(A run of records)

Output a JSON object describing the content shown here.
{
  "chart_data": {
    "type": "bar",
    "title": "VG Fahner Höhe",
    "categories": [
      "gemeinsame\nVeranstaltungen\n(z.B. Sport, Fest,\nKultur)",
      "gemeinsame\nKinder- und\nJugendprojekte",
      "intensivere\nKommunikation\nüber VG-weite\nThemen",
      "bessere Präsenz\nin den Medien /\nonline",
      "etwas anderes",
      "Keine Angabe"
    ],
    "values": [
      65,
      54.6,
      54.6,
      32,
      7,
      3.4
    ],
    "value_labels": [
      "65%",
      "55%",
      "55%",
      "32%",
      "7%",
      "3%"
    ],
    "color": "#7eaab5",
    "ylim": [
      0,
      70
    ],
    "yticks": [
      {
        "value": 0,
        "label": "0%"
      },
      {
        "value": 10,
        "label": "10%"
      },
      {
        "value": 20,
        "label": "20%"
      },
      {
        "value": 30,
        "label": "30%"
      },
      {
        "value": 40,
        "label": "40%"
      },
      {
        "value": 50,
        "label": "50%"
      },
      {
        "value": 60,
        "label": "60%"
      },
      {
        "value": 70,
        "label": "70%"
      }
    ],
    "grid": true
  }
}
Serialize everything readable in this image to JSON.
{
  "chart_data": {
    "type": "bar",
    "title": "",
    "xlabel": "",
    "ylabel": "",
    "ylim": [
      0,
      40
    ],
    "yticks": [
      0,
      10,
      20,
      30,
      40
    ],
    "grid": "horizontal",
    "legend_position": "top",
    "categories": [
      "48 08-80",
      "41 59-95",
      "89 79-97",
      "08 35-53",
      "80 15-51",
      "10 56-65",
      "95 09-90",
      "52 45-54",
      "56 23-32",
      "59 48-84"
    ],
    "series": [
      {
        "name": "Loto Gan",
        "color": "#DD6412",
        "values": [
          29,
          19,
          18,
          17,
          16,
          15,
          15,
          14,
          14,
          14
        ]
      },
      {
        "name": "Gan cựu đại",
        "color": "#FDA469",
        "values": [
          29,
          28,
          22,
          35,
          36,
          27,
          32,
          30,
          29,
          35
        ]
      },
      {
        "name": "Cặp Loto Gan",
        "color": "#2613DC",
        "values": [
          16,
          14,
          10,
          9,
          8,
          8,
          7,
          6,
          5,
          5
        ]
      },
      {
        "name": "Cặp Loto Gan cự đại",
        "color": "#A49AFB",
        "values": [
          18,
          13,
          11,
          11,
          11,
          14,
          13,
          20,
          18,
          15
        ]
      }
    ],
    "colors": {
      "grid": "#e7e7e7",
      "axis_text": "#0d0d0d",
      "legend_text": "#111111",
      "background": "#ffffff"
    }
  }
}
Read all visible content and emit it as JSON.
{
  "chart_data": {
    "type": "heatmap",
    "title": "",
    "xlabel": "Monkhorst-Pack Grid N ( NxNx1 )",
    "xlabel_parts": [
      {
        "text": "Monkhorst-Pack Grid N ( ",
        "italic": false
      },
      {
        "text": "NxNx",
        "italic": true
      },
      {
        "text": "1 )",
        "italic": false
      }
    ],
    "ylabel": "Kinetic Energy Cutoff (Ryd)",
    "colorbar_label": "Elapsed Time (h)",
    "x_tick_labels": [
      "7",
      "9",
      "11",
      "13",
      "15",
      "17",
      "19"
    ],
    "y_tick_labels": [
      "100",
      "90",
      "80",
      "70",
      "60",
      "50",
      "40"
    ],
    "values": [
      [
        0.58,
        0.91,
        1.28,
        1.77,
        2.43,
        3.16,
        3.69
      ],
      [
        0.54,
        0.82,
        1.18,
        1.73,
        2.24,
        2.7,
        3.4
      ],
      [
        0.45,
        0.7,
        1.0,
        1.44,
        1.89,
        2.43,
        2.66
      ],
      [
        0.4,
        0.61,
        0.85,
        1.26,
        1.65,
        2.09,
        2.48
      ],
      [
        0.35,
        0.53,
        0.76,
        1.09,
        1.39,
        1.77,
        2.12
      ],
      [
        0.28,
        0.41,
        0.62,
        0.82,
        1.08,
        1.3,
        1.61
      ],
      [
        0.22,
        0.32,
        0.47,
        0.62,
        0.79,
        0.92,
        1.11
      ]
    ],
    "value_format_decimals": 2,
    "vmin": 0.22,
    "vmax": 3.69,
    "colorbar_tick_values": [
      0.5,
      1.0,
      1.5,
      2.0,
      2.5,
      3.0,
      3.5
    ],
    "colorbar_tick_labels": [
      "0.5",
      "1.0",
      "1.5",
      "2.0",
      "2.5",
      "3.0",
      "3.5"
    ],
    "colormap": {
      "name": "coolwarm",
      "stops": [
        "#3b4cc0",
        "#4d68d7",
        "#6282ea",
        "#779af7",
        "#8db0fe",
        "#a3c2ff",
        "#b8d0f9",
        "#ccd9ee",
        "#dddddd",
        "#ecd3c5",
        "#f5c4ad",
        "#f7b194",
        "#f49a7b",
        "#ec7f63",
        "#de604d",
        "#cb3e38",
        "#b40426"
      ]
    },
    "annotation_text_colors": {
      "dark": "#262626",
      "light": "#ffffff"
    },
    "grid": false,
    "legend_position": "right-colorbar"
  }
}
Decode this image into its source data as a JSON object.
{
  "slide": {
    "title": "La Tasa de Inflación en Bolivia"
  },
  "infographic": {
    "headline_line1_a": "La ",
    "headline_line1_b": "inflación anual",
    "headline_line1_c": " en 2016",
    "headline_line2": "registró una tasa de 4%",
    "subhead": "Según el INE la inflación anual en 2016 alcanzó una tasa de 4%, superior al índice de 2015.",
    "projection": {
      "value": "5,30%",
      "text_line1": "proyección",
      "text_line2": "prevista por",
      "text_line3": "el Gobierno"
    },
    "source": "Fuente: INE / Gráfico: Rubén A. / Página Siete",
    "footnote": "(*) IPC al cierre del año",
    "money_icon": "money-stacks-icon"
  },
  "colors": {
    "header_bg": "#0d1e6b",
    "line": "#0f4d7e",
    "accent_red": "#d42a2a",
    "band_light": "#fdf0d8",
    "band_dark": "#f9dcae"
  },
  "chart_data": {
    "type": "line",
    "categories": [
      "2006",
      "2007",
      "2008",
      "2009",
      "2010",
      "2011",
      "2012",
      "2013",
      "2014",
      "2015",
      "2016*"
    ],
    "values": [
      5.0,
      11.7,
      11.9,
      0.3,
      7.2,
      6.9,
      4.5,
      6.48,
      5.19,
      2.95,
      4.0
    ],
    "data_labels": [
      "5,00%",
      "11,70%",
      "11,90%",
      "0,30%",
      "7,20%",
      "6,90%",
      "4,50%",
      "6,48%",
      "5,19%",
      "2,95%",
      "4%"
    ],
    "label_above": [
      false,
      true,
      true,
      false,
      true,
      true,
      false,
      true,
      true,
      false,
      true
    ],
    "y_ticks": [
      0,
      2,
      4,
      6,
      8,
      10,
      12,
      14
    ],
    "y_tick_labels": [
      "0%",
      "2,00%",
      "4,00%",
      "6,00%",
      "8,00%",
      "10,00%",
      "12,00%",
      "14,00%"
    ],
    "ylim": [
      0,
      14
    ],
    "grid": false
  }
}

Set task:
Reproduce every entry shown above, precisely as it stands.

Task output:
Output a JSON object describing the content shown here.
{
  "chart_data": {
    "type": "bar",
    "title": "VG Fahner Höhe",
    "categories": [
      "gemeinsame\nVeranstaltungen\n(z.B. Sport, Fest,\nKultur)",
      "gemeinsame\nKinder- und\nJugendprojekte",
      "intensivere\nKommunikation\nüber VG-weite\nThemen",
      "bessere Präsenz\nin den Medien /\nonline",
      "etwas anderes",
      "Keine Angabe"
    ],
    "values": [
      65,
      54.6,
      54.6,
      32,
      7,
      3.4
    ],
    "value_labels": [
      "65%",
      "55%",
      "55%",
      "32%",
      "7%",
      "3%"
    ],
    "color": "#7eaab5",
    "ylim": [
      0,
      70
    ],
    "yticks": [
      {
        "value": 0,
        "label": "0%"
      },
      {
        "value": 10,
        "label": "10%"
      },
      {
        "value": 20,
        "label": "20%"
      },
      {
        "value": 30,
        "label": "30%"
      },
      {
        "value": 40,
        "label": "40%"
      },
      {
        "value": 50,
        "label": "50%"
      },
      {
        "value": 60,
        "label": "60%"
      },
      {
        "value": 70,
        "label": "70%"
      }
    ],
    "grid": true
  }
}
Serialize everything readable in this image to JSON.
{
  "chart_data": {
    "type": "bar",
    "title": "",
    "xlabel": "",
    "ylabel": "",
    "ylim": [
      0,
      40
    ],
    "yticks": [
      0,
      10,
      20,
      30,
      40
    ],
    "grid": "horizontal",
    "legend_position": "top",
    "categories": [
      "48 08-80",
      "41 59-95",
      "89 79-97",
      "08 35-53",
      "80 15-51",
      "10 56-65",
      "95 09-90",
      "52 45-54",
      "56 23-32",
      "59 48-84"
    ],
    "series": [
      {
        "name": "Loto Gan",
        "color": "#DD6412",
        "values": [
          29,
          19,
          18,
          17,
          16,
          15,
          15,
          14,
          14,
          14
        ]
      },
      {
        "name": "Gan cựu đại",
        "color": "#FDA469",
        "values": [
          29,
          28,
          22,
          35,
          36,
          27,
          32,
          30,
          29,
          35
        ]
      },
      {
        "name": "Cặp Loto Gan",
        "color": "#2613DC",
        "values": [
          16,
          14,
          10,
          9,
          8,
          8,
          7,
          6,
          5,
          5
        ]
      },
      {
        "name": "Cặp Loto Gan cự đại",
        "color": "#A49AFB",
        "values": [
          18,
          13,
          11,
          11,
          11,
          14,
          13,
          20,
          18,
          15
        ]
      }
    ],
    "colors": {
      "grid": "#e7e7e7",
      "axis_text": "#0d0d0d",
      "legend_text": "#111111",
      "background": "#ffffff"
    }
  }
}
Read all visible content and emit it as JSON.
{
  "chart_data": {
    "type": "heatmap",
    "title": "",
    "xlabel": "Monkhorst-Pack Grid N ( NxNx1 )",
    "xlabel_parts": [
      {
        "text": "Monkhorst-Pack Grid N ( ",
        "italic": false
      },
      {
        "text": "NxNx",
        "italic": true
      },
      {
        "text": "1 )",
        "italic": false
      }
    ],
    "ylabel": "Kinetic Energy Cutoff (Ryd)",
    "colorbar_label": "Elapsed Time (h)",
    "x_tick_labels": [
      "7",
      "9",
      "11",
      "13",
      "15",
      "17",
      "19"
    ],
    "y_tick_labels": [
      "100",
      "90",
      "80",
      "70",
      "60",
      "50",
      "40"
    ],
    "values": [
      [
        0.58,
        0.91,
        1.28,
        1.77,
        2.43,
        3.16,
        3.69
      ],
      [
        0.54,
        0.82,
        1.18,
        1.73,
        2.24,
        2.7,
        3.4
      ],
      [
        0.45,
        0.7,
        1.0,
        1.44,
        1.89,
        2.43,
        2.66
      ],
      [
        0.4,
        0.61,
        0.85,
        1.26,
        1.65,
        2.09,
        2.48
      ],
      [
        0.35,
        0.53,
        0.76,
        1.09,
        1.39,
        1.77,
        2.12
      ],
      [
        0.28,
        0.41,
        0.62,
        0.82,
        1.08,
        1.3,
        1.61
      ],
      [
        0.22,
        0.32,
        0.47,
        0.62,
        0.79,
        0.92,
        1.11
      ]
    ],
    "value_format_decimals": 2,
    "vmin": 0.22,
    "vmax": 3.69,
    "colorbar_tick_values": [
      0.5,
      1.0,
      1.5,
      2.0,
      2.5,
      3.0,
      3.5
    ],
    "colorbar_tick_labels": [
      "0.5",
      "1.0",
      "1.5",
      "2.0",
      "2.5",
      "3.0",
      "3.5"
    ],
    "colormap": {
      "name": "coolwarm",
      "stops": [
        "#3b4cc0",
        "#4d68d7",
        "#6282ea",
        "#779af7",
        "#8db0fe",
        "#a3c2ff",
        "#b8d0f9",
        "#ccd9ee",
        "#dddddd",
        "#ecd3c5",
        "#f5c4ad",
        "#f7b194",
        "#f49a7b",
        "#ec7f63",
        "#de604d",
        "#cb3e38",
        "#b40426"
      ]
    },
    "annotation_text_colors": {
      "dark": "#262626",
      "light": "#ffffff"
    },
    "grid": false,
    "legend_position": "right-colorbar"
  }
}
Decode this image into its source data as a JSON object.
{
  "slide": {
    "title": "La Tasa de Inflación en Bolivia"
  },
  "infographic": {
    "headline_line1_a": "La ",
    "headline_line1_b": "inflación anual",
    "headline_line1_c": " en 2016",
    "headline_line2": "registró una tasa de 4%",
    "subhead": "Según el INE la inflación anual en 2016 alcanzó una tasa de 4%, superior al índice de 2015.",
    "projection": {
      "value": "5,30%",
      "text_line1": "proyección",
      "text_line2": "prevista por",
      "text_line3": "el Gobierno"
    },
    "source": "Fuente: INE / Gráfico: Rubén A. / Página Siete",
    "footnote": "(*) IPC al cierre del año",
    "money_icon": "money-stacks-icon"
  },
  "colors": {
    "header_bg": "#0d1e6b",
    "line": "#0f4d7e",
    "accent_red": "#d42a2a",
    "band_light": "#fdf0d8",
    "band_dark": "#f9dcae"
  },
  "chart_data": {
    "type": "line",
    "categories": [
      "2006",
      "2007",
      "2008",
      "2009",
      "2010",
      "2011",
      "2012",
      "2013",
      "2014",
      "2015",
      "2016*"
    ],
    "values": [
      5.0,
      11.7,
      11.9,
      0.3,
      7.2,
      6.9,
      4.5,
      6.48,
      5.19,
      2.95,
      4.0
    ],
    "data_labels": [
      "5,00%",
      "11,70%",
      "11,90%",
      "0,30%",
      "7,20%",
      "6,90%",
      "4,50%",
      "6,48%",
      "5,19%",
      "2,95%",
      "4%"
    ],
    "label_above": [
      false,
      true,
      true,
      false,
      true,
      true,
      false,
      true,
      true,
      false,
      true
    ],
    "y_ticks": [
      0,
      2,
      4,
      6,
      8,
      10,
      12,
      14
    ],
    "y_tick_labels": [
      "0%",
      "2,00%",
      "4,00%",
      "6,00%",
      "8,00%",
      "10,00%",
      "12,00%",
      "14,00%"
    ],
    "ylim": [
      0,
      14
    ],
    "grid": false
  }
}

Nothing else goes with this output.